THE REQUEST - The entries below contain pictures. Retype everything except those pictures, exactly as given.

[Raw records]
— START —

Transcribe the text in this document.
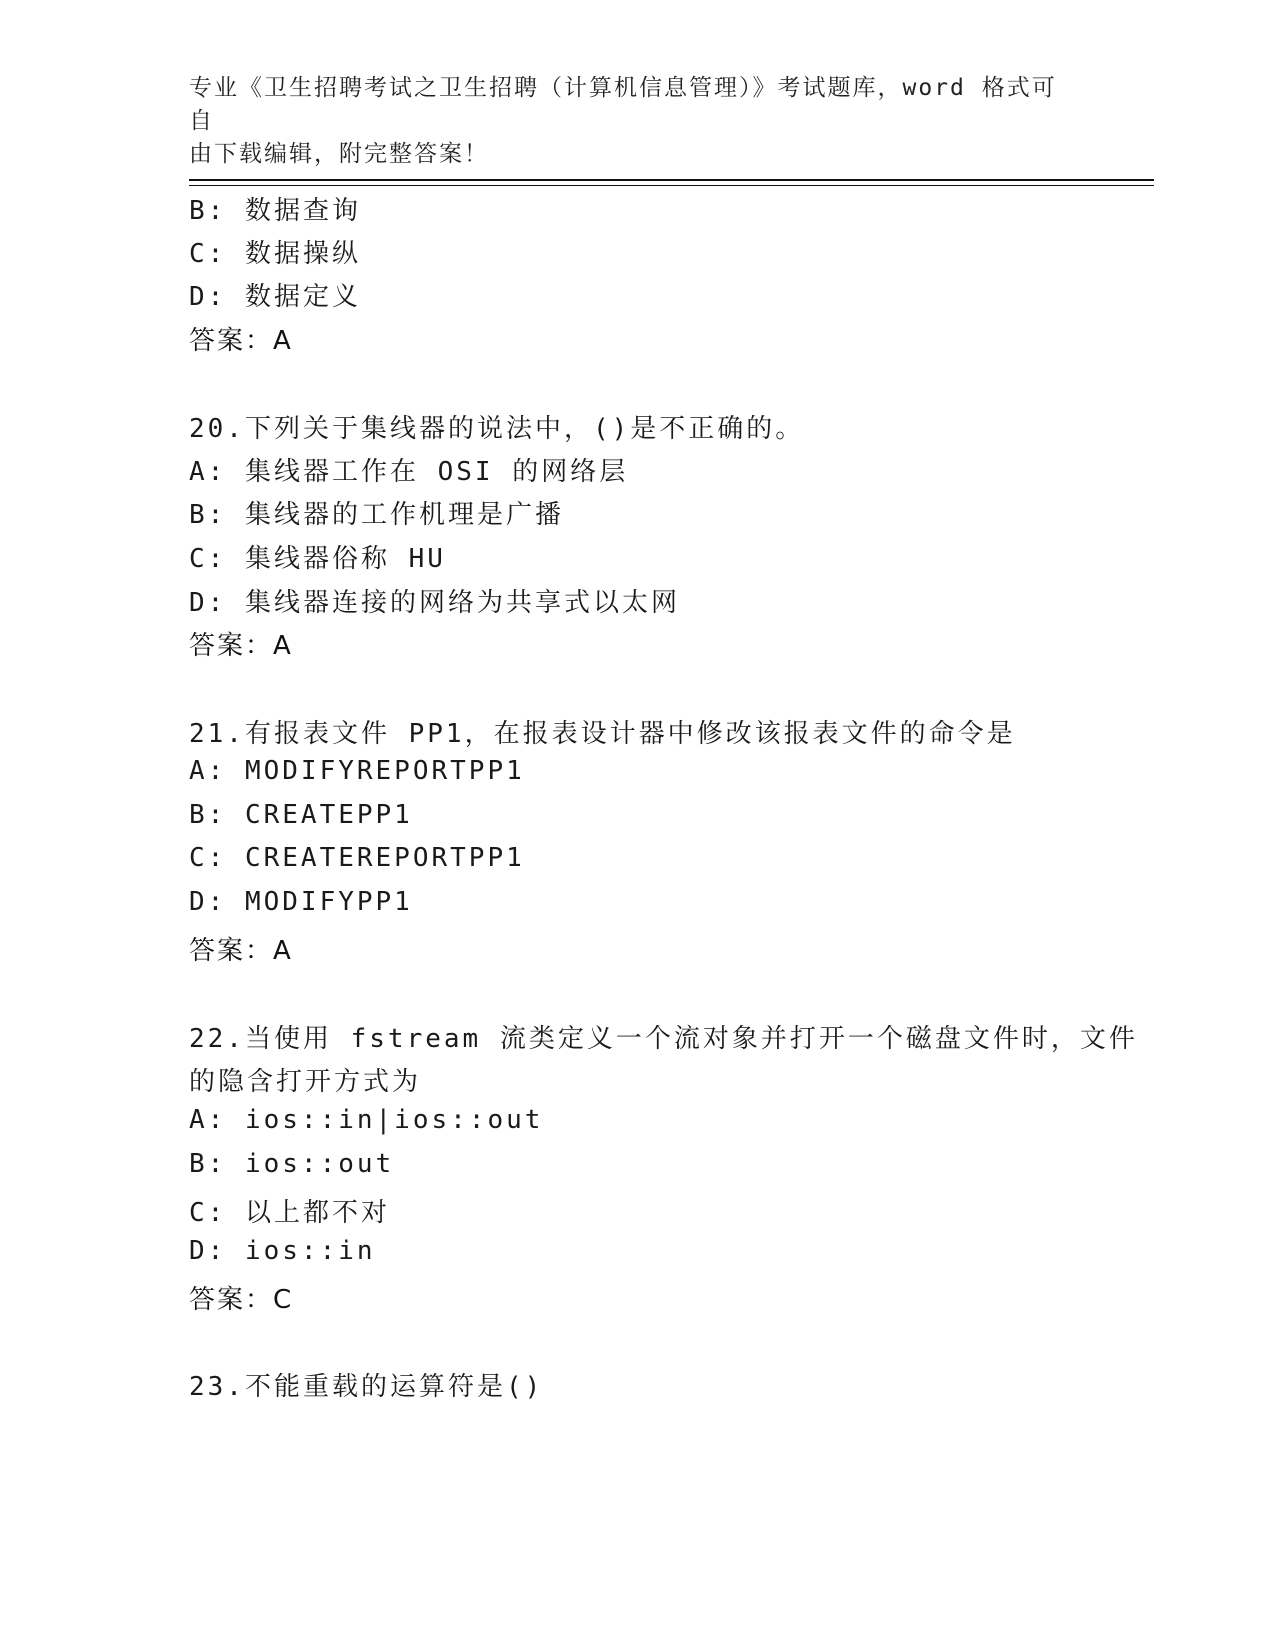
专业《卫生招聘考试之卫生招聘（计算机信息管理）》考试题库，word 格式可自
由下载编辑，附完整答案！
B: 数据查询
C: 数据操纵
D: 数据定义
答案：A
20.下列关于集线器的说法中，()是不正确的。
A: 集线器工作在 OSI 的网络层
B: 集线器的工作机理是广播
C: 集线器俗称 HU
D: 集线器连接的网络为共享式以太网
答案：A
21.有报表文件 PP1，在报表设计器中修改该报表文件的命令是
A: MODIFYREPORTPP1
B: CREATEPP1
C: CREATEREPORTPP1
D: MODIFYPP1
答案：A
22.当使用 fstream 流类定义一个流对象并打开一个磁盘文件时，文件
的隐含打开方式为
A: ios::in|ios::out
B: ios::out
C: 以上都不对
D: ios::in
答案：C
23.不能重载的运算符是()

— END —

SOLUTION TO THIS TASK -
Transcribe the text in this document.
专业《卫生招聘考试之卫生招聘（计算机信息管理）》考试题库，word 格式可自
由下载编辑，附完整答案！
B: 数据查询
C: 数据操纵
D: 数据定义
答案：A
20.下列关于集线器的说法中，()是不正确的。
A: 集线器工作在 OSI 的网络层
B: 集线器的工作机理是广播
C: 集线器俗称 HU
D: 集线器连接的网络为共享式以太网
答案：A
21.有报表文件 PP1，在报表设计器中修改该报表文件的命令是
A: MODIFYREPORTPP1
B: CREATEPP1
C: CREATEREPORTPP1
D: MODIFYPP1
答案：A
22.当使用 fstream 流类定义一个流对象并打开一个磁盘文件时，文件
的隐含打开方式为
A: ios::in|ios::out
B: ios::out
C: 以上都不对
D: ios::in
答案：C
23.不能重载的运算符是()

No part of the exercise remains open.